## start

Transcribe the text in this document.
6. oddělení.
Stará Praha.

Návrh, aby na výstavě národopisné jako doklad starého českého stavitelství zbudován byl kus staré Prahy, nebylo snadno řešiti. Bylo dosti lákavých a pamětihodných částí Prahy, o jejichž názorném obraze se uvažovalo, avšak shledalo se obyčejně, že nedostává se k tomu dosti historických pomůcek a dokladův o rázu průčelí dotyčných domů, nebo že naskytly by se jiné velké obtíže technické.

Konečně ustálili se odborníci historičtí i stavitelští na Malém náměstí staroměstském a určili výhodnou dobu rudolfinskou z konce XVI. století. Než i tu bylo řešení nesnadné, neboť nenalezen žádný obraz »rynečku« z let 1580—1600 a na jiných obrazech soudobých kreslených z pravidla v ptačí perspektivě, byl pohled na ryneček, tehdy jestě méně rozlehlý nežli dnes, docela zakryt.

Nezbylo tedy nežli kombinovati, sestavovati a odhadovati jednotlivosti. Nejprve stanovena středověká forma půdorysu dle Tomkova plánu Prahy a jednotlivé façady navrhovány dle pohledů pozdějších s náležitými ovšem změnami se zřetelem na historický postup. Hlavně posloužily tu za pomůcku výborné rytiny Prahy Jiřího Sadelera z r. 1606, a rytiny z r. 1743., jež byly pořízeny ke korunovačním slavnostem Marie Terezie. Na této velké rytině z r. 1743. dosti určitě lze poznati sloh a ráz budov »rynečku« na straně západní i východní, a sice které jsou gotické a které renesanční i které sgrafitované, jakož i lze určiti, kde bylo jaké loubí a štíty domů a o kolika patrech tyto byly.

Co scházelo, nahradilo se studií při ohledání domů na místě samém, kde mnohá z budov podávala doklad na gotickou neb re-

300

## end

* **Description of the task**: Copy the material above back out, exactly as written.

* **Answer to the task**:
Transcribe the text in this document.
6. oddělení.
Stará Praha.

Návrh, aby na výstavě národopisné jako doklad starého českého stavitelství zbudován byl kus staré Prahy, nebylo snadno řešiti. Bylo dosti lákavých a pamětihodných částí Prahy, o jejichž názorném obraze se uvažovalo, avšak shledalo se obyčejně, že nedostává se k tomu dosti historických pomůcek a dokladův o rázu průčelí dotyčných domů, nebo že naskytly by se jiné velké obtíže technické.

Konečně ustálili se odborníci historičtí i stavitelští na Malém náměstí staroměstském a určili výhodnou dobu rudolfinskou z konce XVI. století. Než i tu bylo řešení nesnadné, neboť nenalezen žádný obraz »rynečku« z let 1580—1600 a na jiných obrazech soudobých kreslených z pravidla v ptačí perspektivě, byl pohled na ryneček, tehdy jestě méně rozlehlý nežli dnes, docela zakryt.

Nezbylo tedy nežli kombinovati, sestavovati a odhadovati jednotlivosti. Nejprve stanovena středověká forma půdorysu dle Tomkova plánu Prahy a jednotlivé façady navrhovány dle pohledů pozdějších s náležitými ovšem změnami se zřetelem na historický postup. Hlavně posloužily tu za pomůcku výborné rytiny Prahy Jiřího Sadelera z r. 1606, a rytiny z r. 1743., jež byly pořízeny ke korunovačním slavnostem Marie Terezie. Na této velké rytině z r. 1743. dosti určitě lze poznati sloh a ráz budov »rynečku« na straně západní i východní, a sice které jsou gotické a které renesanční i které sgrafitované, jakož i lze určiti, kde bylo jaké loubí a štíty domů a o kolika patrech tyto byly.

Co scházelo, nahradilo se studií při ohledání domů na místě samém, kde mnohá z budov podávala doklad na gotickou neb re-

300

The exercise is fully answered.